TASK DETAILS ->
Copy out each line exactly as it appears.

# Start of RECORDS SHOWN

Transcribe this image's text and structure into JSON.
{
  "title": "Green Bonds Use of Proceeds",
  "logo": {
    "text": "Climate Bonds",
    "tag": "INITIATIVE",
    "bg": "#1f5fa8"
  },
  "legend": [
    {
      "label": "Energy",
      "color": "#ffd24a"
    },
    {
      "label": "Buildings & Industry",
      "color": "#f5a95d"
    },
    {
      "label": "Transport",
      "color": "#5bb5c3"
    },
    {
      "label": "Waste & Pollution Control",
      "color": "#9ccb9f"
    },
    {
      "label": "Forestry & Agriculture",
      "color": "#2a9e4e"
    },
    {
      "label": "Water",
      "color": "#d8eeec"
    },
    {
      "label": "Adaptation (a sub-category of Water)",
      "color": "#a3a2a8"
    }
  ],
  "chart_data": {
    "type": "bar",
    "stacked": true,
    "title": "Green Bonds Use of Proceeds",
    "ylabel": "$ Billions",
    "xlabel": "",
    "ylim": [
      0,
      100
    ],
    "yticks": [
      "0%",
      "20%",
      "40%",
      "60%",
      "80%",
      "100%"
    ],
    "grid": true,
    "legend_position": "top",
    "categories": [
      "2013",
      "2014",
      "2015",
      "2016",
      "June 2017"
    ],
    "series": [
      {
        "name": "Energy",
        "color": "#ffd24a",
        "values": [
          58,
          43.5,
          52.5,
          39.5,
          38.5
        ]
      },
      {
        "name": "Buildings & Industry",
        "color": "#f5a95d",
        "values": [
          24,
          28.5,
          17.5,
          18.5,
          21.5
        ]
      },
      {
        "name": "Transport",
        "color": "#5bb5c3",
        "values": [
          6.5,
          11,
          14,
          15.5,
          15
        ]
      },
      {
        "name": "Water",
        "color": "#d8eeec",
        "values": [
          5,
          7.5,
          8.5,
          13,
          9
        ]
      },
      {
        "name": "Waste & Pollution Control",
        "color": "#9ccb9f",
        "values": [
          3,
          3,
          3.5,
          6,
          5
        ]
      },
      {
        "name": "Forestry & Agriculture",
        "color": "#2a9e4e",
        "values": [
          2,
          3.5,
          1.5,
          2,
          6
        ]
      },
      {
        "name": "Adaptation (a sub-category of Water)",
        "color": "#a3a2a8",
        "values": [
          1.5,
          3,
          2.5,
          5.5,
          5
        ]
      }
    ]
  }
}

# End of RECORDS SHOWN

ANSWER TO THIS EXERCISE ->
Transcribe this image's text and structure into JSON.
{
  "title": "Green Bonds Use of Proceeds",
  "logo": {
    "text": "Climate Bonds",
    "tag": "INITIATIVE",
    "bg": "#1f5fa8"
  },
  "legend": [
    {
      "label": "Energy",
      "color": "#ffd24a"
    },
    {
      "label": "Buildings & Industry",
      "color": "#f5a95d"
    },
    {
      "label": "Transport",
      "color": "#5bb5c3"
    },
    {
      "label": "Waste & Pollution Control",
      "color": "#9ccb9f"
    },
    {
      "label": "Forestry & Agriculture",
      "color": "#2a9e4e"
    },
    {
      "label": "Water",
      "color": "#d8eeec"
    },
    {
      "label": "Adaptation (a sub-category of Water)",
      "color": "#a3a2a8"
    }
  ],
  "chart_data": {
    "type": "bar",
    "stacked": true,
    "title": "Green Bonds Use of Proceeds",
    "ylabel": "$ Billions",
    "xlabel": "",
    "ylim": [
      0,
      100
    ],
    "yticks": [
      "0%",
      "20%",
      "40%",
      "60%",
      "80%",
      "100%"
    ],
    "grid": true,
    "legend_position": "top",
    "categories": [
      "2013",
      "2014",
      "2015",
      "2016",
      "June 2017"
    ],
    "series": [
      {
        "name": "Energy",
        "color": "#ffd24a",
        "values": [
          58,
          43.5,
          52.5,
          39.5,
          38.5
        ]
      },
      {
        "name": "Buildings & Industry",
        "color": "#f5a95d",
        "values": [
          24,
          28.5,
          17.5,
          18.5,
          21.5
        ]
      },
      {
        "name": "Transport",
        "color": "#5bb5c3",
        "values": [
          6.5,
          11,
          14,
          15.5,
          15
        ]
      },
      {
        "name": "Water",
        "color": "#d8eeec",
        "values": [
          5,
          7.5,
          8.5,
          13,
          9
        ]
      },
      {
        "name": "Waste & Pollution Control",
        "color": "#9ccb9f",
        "values": [
          3,
          3,
          3.5,
          6,
          5
        ]
      },
      {
        "name": "Forestry & Agriculture",
        "color": "#2a9e4e",
        "values": [
          2,
          3.5,
          1.5,
          2,
          6
        ]
      },
      {
        "name": "Adaptation (a sub-category of Water)",
        "color": "#a3a2a8",
        "values": [
          1.5,
          3,
          2.5,
          5.5,
          5
        ]
      }
    ]
  }
}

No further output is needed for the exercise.